→ **What is being asked**: Go through the listing below and gather every line with the word "本局出版碑帖出版预告".

→ **Supplied entries**:
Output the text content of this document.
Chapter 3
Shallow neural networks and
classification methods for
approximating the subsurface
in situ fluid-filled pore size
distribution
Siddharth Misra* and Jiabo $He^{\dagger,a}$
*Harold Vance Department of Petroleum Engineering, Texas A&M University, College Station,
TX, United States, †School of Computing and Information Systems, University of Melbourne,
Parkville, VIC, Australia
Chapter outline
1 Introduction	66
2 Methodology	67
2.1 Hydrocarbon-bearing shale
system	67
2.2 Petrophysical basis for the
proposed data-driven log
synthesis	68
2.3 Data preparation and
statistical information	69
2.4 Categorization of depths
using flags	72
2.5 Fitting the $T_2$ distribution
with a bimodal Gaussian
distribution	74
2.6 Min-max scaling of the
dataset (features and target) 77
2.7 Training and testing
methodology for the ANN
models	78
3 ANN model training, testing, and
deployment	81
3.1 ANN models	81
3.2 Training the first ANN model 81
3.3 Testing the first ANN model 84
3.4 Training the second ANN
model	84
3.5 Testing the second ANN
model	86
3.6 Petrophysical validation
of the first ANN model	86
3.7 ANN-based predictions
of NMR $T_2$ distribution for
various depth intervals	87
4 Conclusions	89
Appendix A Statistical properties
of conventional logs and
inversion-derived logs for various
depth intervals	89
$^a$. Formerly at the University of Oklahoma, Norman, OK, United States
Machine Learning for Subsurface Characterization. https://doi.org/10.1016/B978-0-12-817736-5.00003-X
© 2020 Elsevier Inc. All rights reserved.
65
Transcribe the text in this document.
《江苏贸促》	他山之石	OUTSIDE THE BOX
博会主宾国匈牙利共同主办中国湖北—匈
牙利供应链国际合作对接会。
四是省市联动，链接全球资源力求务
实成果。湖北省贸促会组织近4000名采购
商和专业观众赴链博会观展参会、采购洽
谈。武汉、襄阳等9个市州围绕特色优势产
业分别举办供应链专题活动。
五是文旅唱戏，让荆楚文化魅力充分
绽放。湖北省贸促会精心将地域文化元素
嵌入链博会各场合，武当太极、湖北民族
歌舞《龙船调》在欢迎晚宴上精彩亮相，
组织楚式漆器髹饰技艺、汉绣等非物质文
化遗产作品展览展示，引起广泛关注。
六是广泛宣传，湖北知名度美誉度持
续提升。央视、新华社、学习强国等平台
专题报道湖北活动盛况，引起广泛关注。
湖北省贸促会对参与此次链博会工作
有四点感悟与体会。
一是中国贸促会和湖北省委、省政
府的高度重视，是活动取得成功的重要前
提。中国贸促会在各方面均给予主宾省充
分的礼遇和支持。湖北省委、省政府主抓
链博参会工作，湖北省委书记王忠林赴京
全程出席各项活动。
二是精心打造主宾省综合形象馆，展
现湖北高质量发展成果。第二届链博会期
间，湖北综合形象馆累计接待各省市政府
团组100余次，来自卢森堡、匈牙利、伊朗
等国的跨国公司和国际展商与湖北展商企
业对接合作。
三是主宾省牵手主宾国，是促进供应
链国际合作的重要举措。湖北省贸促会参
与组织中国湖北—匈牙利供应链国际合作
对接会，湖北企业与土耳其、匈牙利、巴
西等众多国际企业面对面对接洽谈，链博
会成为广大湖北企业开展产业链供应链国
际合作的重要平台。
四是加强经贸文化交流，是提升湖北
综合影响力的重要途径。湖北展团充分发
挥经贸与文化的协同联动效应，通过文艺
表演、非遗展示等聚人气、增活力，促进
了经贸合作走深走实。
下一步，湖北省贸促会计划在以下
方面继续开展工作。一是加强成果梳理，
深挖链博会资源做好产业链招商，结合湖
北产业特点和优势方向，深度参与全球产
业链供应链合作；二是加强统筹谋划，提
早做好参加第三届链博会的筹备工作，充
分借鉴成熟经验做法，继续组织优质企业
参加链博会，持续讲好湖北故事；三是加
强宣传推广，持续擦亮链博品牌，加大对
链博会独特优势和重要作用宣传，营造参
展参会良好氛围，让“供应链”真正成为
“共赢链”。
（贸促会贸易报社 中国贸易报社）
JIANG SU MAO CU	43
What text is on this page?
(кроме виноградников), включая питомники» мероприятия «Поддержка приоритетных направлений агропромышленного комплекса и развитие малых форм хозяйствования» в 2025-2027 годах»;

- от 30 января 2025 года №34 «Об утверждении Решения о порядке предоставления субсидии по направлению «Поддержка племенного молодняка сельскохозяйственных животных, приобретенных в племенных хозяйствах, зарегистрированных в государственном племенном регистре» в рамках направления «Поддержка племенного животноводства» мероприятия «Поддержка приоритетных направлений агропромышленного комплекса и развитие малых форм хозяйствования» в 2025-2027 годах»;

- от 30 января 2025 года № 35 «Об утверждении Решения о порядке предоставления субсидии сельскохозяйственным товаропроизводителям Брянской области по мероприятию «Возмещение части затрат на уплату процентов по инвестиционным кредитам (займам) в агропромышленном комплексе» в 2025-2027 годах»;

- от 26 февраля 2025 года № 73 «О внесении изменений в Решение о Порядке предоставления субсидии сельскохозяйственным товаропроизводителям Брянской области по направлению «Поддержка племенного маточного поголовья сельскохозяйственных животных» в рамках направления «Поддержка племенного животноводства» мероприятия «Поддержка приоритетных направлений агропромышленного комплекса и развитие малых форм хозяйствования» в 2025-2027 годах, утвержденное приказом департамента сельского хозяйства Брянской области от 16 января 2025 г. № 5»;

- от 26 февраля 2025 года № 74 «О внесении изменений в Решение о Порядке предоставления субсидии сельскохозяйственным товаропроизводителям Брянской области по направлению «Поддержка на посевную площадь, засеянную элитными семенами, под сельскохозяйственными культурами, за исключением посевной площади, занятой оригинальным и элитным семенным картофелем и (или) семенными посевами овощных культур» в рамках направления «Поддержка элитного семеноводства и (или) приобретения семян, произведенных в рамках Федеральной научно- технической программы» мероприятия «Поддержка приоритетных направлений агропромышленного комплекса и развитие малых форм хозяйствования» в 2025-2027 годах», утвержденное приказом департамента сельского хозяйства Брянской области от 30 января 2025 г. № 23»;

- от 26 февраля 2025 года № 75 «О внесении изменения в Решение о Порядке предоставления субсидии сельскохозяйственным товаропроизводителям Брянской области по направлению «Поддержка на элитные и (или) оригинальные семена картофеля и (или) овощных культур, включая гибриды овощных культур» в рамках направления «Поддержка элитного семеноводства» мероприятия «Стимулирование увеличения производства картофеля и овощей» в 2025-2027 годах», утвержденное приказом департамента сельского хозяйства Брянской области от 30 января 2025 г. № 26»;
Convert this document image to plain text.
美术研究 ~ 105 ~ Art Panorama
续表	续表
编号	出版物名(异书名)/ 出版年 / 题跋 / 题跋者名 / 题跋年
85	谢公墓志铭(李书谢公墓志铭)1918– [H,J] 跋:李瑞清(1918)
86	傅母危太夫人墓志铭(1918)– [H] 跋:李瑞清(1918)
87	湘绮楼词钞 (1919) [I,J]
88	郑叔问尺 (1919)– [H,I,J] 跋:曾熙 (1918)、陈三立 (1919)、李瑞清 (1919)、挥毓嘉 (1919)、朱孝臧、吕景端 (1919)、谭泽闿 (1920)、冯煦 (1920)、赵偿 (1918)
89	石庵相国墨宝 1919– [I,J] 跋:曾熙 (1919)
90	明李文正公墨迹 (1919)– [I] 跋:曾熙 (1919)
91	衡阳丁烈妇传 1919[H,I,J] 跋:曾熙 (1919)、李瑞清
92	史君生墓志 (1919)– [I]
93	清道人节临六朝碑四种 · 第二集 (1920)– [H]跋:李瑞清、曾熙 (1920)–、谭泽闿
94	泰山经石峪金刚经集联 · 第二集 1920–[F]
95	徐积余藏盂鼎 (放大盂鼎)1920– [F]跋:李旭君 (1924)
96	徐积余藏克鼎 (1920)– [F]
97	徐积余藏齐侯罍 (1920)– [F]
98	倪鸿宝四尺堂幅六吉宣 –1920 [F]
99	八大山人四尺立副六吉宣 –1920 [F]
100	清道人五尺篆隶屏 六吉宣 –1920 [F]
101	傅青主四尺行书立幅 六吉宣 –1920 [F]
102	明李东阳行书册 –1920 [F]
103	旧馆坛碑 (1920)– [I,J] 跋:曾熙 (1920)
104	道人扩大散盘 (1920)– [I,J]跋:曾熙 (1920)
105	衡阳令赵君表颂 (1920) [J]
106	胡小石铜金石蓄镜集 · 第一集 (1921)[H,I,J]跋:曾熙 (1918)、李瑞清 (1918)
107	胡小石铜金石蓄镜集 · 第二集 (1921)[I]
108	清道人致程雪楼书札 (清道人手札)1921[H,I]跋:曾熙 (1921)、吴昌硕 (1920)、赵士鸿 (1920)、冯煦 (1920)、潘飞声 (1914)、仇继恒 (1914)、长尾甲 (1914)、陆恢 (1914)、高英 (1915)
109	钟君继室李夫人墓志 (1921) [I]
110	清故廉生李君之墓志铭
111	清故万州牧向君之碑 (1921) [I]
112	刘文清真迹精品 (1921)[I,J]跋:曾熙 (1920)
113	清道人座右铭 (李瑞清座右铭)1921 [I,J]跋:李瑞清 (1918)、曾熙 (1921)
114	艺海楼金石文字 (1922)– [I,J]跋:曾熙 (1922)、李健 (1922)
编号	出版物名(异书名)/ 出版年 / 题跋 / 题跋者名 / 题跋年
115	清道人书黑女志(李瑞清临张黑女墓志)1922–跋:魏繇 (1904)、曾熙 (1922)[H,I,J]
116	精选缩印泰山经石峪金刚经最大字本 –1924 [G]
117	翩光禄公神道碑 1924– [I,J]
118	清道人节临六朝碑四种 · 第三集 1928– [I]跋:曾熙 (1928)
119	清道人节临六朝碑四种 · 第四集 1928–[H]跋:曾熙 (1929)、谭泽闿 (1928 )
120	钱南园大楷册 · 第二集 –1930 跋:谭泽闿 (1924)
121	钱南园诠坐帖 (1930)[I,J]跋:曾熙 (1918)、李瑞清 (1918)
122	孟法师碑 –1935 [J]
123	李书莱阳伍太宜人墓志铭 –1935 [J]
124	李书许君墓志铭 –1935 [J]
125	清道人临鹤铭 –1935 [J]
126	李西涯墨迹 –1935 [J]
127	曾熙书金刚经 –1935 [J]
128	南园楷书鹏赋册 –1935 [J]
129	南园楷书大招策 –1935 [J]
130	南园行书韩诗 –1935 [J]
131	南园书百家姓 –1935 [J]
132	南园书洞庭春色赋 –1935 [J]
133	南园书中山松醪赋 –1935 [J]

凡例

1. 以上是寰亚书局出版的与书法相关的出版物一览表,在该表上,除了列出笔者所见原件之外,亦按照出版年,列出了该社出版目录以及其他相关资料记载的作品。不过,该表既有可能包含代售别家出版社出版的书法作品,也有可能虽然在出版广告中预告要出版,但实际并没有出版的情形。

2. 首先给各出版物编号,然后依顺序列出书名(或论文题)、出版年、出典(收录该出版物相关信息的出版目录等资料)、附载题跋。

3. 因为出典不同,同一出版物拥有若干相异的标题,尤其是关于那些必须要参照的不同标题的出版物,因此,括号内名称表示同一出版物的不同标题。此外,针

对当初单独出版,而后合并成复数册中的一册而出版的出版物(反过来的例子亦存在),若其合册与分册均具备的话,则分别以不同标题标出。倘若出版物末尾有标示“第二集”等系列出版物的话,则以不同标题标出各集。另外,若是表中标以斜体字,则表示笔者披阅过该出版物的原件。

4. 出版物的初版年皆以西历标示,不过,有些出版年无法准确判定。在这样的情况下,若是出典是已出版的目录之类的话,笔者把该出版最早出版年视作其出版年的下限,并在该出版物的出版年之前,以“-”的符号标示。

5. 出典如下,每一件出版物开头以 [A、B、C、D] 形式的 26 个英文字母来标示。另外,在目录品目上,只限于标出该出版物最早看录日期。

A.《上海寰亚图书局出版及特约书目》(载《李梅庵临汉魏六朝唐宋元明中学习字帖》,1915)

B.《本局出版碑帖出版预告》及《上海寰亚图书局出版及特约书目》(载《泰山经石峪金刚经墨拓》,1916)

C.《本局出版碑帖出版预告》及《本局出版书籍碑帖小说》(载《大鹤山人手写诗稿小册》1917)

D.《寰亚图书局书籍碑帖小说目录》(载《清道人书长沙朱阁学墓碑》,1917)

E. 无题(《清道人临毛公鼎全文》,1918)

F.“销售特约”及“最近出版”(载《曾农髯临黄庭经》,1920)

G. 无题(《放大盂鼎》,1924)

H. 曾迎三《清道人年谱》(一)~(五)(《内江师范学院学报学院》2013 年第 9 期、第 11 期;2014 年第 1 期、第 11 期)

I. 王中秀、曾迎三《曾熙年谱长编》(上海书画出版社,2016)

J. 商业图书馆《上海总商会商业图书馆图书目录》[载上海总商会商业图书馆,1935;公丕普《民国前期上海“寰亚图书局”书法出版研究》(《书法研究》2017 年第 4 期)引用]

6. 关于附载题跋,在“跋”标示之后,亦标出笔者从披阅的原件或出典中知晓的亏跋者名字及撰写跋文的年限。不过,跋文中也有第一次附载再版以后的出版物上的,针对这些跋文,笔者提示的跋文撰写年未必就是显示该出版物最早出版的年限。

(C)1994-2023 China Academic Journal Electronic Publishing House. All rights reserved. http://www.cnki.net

→ **Final result**:
B.《本局出版碑帖出版预告》及《上海寰亚图书局出版及特约书目》(载《泰山经石峪金刚经墨拓》,1916)
C.《本局出版碑帖出版预告》及《本局出版书籍碑帖小说》(载《大鹤山人手写诗稿小册》1917)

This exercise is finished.